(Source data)
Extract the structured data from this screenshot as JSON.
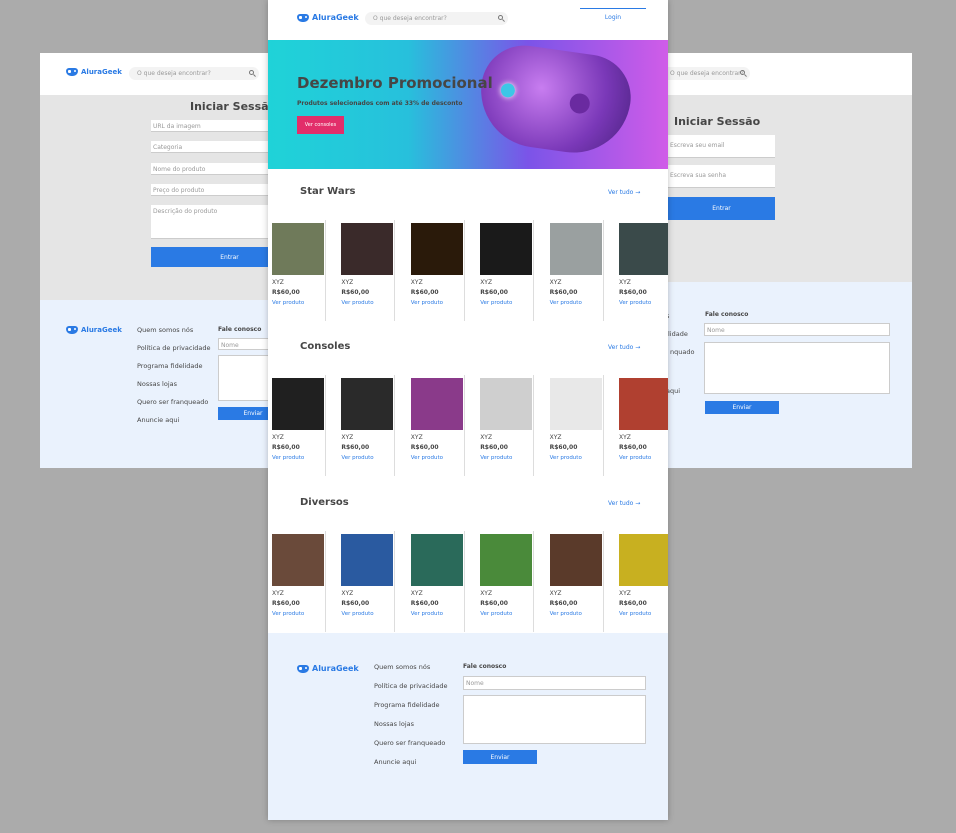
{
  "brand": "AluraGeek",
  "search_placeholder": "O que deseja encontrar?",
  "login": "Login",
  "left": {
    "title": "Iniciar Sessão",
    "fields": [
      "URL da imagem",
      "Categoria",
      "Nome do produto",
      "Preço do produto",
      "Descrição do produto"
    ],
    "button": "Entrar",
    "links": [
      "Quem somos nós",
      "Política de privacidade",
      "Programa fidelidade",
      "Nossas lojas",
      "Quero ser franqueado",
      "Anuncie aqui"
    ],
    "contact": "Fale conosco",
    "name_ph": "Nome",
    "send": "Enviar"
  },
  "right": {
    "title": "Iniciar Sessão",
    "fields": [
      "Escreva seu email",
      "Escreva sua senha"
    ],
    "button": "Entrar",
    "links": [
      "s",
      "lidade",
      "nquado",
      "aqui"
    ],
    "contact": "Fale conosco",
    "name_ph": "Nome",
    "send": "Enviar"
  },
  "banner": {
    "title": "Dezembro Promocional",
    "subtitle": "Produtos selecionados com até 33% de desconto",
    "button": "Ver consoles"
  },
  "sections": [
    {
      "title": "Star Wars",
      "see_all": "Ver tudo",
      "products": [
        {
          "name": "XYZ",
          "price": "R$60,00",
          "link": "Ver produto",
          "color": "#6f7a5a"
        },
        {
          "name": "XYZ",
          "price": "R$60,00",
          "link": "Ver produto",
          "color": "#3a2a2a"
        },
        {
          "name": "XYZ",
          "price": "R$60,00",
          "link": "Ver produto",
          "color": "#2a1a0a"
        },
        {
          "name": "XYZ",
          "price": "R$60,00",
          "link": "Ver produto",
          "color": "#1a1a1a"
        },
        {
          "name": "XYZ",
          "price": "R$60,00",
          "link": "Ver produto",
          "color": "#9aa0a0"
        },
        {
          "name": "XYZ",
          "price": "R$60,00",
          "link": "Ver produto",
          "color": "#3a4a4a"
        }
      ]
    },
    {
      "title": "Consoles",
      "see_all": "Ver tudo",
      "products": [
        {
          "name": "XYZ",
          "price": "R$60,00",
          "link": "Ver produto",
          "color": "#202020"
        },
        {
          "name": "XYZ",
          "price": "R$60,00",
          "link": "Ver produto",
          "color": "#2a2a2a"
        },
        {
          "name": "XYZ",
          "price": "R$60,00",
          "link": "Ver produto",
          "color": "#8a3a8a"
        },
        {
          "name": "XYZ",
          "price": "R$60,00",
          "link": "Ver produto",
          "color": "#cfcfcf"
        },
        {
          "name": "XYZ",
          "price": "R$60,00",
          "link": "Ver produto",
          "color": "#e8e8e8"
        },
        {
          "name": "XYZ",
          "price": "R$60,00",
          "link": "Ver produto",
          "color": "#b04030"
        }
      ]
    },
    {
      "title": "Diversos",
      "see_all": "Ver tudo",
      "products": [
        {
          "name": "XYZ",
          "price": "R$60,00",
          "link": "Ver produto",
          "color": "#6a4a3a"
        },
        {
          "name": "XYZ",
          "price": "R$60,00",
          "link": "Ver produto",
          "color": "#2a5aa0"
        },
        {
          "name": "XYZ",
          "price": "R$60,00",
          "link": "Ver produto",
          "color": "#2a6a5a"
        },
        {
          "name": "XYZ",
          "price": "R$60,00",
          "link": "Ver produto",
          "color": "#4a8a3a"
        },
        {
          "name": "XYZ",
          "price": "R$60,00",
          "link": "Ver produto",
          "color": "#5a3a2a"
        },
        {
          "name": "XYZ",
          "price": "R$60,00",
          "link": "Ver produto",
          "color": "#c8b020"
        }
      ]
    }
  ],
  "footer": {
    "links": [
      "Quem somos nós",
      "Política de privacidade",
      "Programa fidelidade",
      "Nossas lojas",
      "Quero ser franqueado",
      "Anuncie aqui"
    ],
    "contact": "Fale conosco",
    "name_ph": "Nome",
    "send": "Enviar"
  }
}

...

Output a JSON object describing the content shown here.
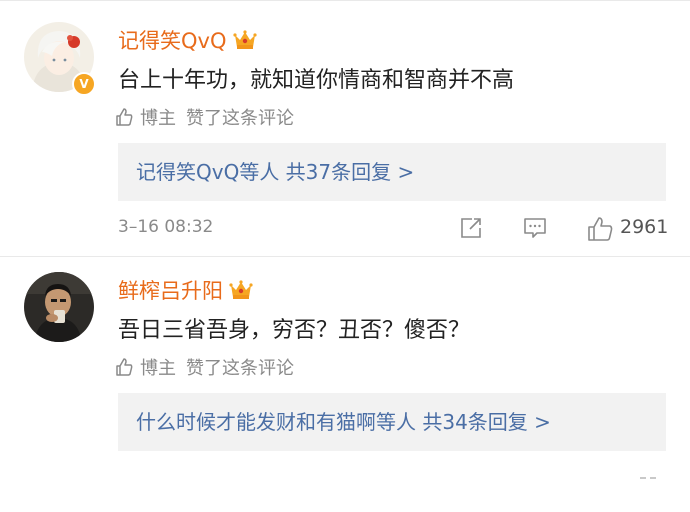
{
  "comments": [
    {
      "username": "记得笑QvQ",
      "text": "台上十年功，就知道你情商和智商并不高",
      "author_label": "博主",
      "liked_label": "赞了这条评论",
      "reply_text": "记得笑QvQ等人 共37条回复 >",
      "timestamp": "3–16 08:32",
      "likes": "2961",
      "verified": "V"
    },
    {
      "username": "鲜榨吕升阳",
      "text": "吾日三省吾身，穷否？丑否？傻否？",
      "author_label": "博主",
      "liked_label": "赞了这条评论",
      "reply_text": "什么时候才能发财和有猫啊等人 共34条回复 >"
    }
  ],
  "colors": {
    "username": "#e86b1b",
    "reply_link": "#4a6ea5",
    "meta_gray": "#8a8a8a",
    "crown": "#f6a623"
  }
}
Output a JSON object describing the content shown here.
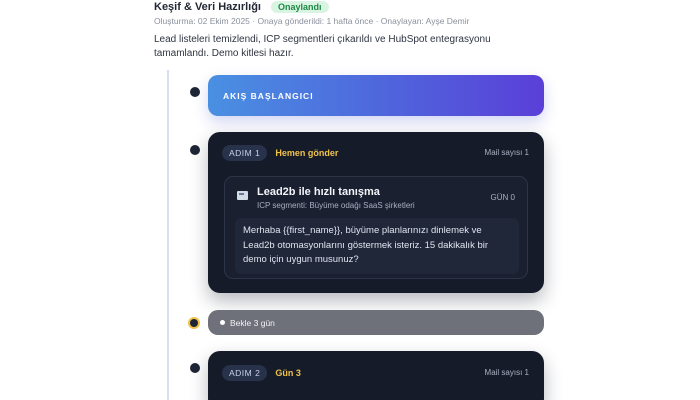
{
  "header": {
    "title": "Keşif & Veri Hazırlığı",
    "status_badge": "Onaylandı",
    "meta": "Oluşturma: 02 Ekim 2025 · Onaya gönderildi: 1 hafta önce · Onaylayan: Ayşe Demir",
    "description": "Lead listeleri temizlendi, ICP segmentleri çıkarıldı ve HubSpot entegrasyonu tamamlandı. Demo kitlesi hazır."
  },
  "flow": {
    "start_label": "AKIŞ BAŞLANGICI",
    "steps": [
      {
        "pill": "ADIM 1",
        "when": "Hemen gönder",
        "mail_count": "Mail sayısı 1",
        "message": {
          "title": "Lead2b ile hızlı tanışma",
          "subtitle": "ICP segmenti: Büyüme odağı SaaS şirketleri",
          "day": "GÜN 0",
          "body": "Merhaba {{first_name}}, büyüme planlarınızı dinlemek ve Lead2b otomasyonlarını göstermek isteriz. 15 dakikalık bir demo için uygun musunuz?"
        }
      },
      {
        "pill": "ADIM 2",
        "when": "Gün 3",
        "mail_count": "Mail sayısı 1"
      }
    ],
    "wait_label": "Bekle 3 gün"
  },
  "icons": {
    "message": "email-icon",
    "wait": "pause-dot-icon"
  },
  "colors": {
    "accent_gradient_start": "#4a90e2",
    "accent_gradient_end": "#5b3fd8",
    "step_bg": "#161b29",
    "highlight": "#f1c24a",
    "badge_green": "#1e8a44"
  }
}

==

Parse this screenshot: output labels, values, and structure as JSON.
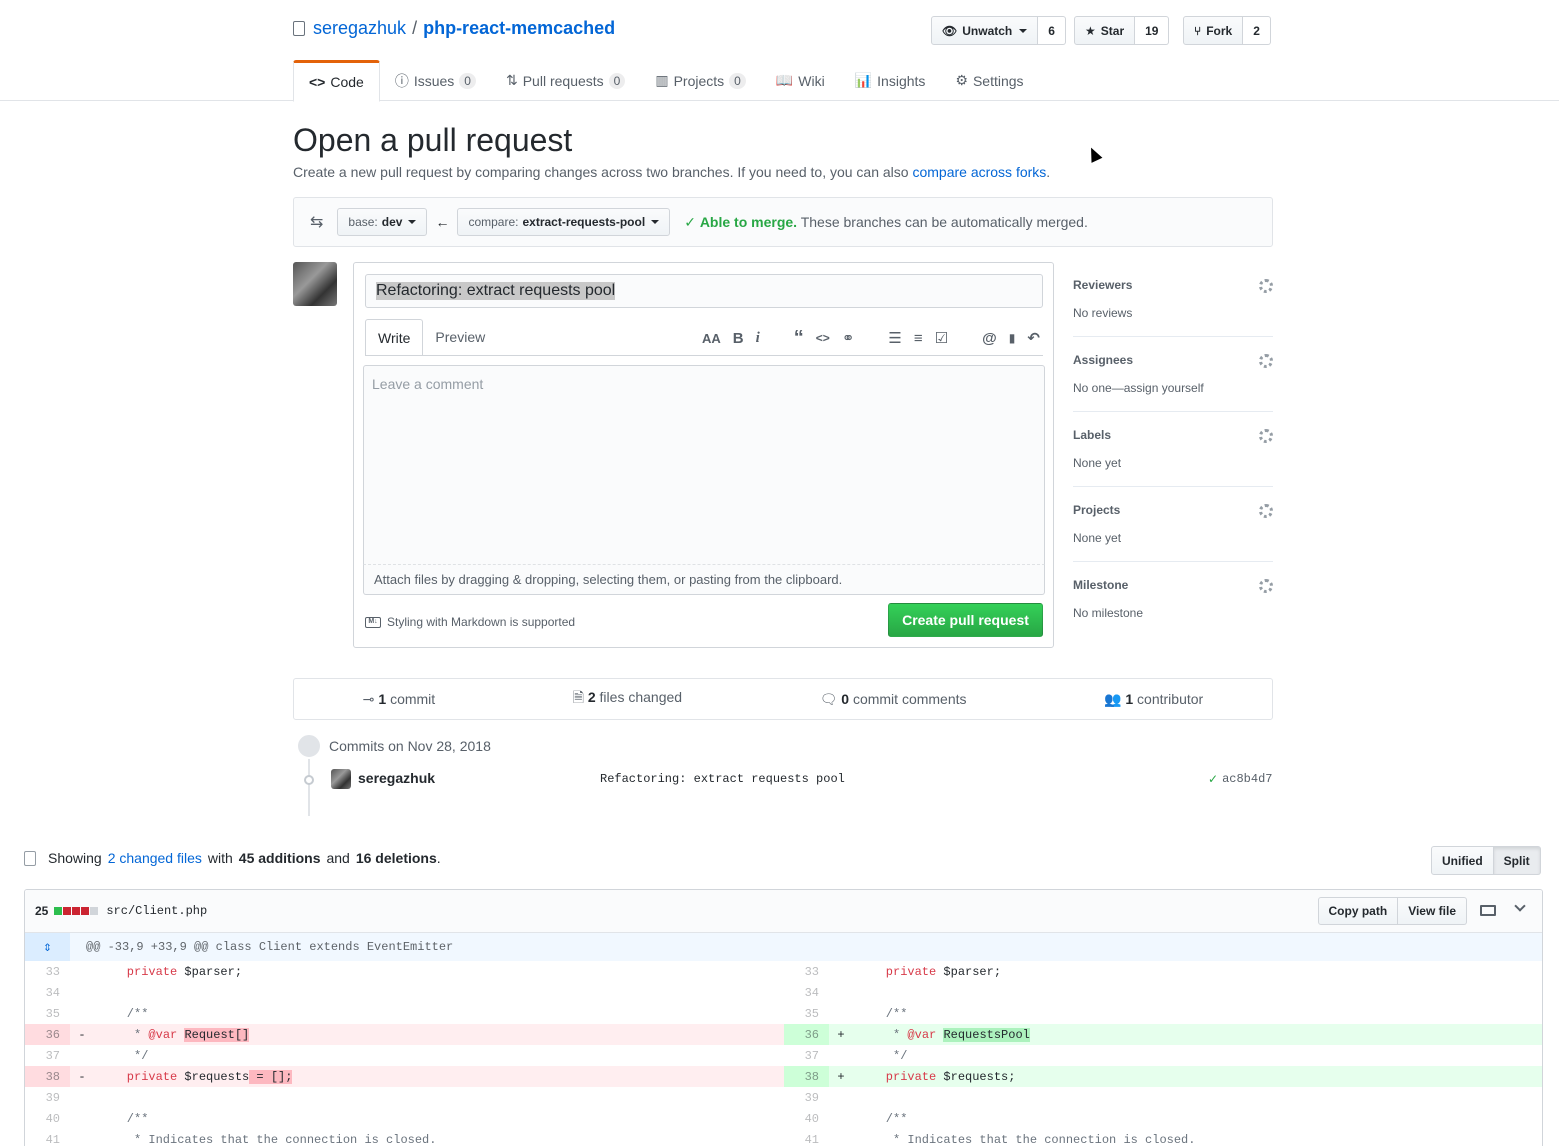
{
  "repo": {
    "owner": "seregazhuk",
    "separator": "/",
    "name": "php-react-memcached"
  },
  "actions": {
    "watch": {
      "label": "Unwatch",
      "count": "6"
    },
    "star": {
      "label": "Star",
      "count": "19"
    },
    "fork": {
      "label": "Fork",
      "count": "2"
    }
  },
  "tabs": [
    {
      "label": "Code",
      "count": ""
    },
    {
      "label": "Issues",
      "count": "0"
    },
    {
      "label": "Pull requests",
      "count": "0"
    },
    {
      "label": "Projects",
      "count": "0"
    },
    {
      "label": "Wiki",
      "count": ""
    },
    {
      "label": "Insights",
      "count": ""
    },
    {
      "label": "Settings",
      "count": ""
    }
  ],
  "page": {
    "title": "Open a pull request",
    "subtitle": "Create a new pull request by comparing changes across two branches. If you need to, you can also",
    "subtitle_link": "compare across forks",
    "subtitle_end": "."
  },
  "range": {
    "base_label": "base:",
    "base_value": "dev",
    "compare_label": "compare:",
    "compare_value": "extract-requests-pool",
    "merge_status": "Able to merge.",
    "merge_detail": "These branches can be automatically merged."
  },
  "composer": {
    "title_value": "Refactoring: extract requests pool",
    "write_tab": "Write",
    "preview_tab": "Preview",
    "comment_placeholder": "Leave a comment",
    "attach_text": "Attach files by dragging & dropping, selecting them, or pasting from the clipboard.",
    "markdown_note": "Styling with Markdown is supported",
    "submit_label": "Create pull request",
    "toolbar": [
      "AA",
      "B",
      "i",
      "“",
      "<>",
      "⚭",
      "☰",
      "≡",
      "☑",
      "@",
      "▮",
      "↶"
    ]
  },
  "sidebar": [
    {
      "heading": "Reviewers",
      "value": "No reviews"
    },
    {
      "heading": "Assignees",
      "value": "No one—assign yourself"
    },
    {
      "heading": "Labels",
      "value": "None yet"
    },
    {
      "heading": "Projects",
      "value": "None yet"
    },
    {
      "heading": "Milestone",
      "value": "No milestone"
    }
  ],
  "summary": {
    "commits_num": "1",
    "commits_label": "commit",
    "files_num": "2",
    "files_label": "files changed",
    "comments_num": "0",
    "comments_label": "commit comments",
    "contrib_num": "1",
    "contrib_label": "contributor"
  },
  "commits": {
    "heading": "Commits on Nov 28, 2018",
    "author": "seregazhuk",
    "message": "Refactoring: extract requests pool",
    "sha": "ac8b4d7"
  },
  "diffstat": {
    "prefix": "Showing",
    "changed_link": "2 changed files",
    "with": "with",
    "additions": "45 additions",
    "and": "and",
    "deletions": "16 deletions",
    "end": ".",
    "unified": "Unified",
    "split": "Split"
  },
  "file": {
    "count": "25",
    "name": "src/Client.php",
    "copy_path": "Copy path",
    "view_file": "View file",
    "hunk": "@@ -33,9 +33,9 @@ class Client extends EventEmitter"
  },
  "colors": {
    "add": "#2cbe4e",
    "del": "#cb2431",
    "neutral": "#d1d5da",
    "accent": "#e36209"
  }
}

§ **EXERCISE PROMPT**:
From the entries above, extract every line where the word "Refactoring" appears.

§ **EXERCISE RESULT**:
    "title_value": "Refactoring: extract requests pool",
    "message": "Refactoring: extract requests pool",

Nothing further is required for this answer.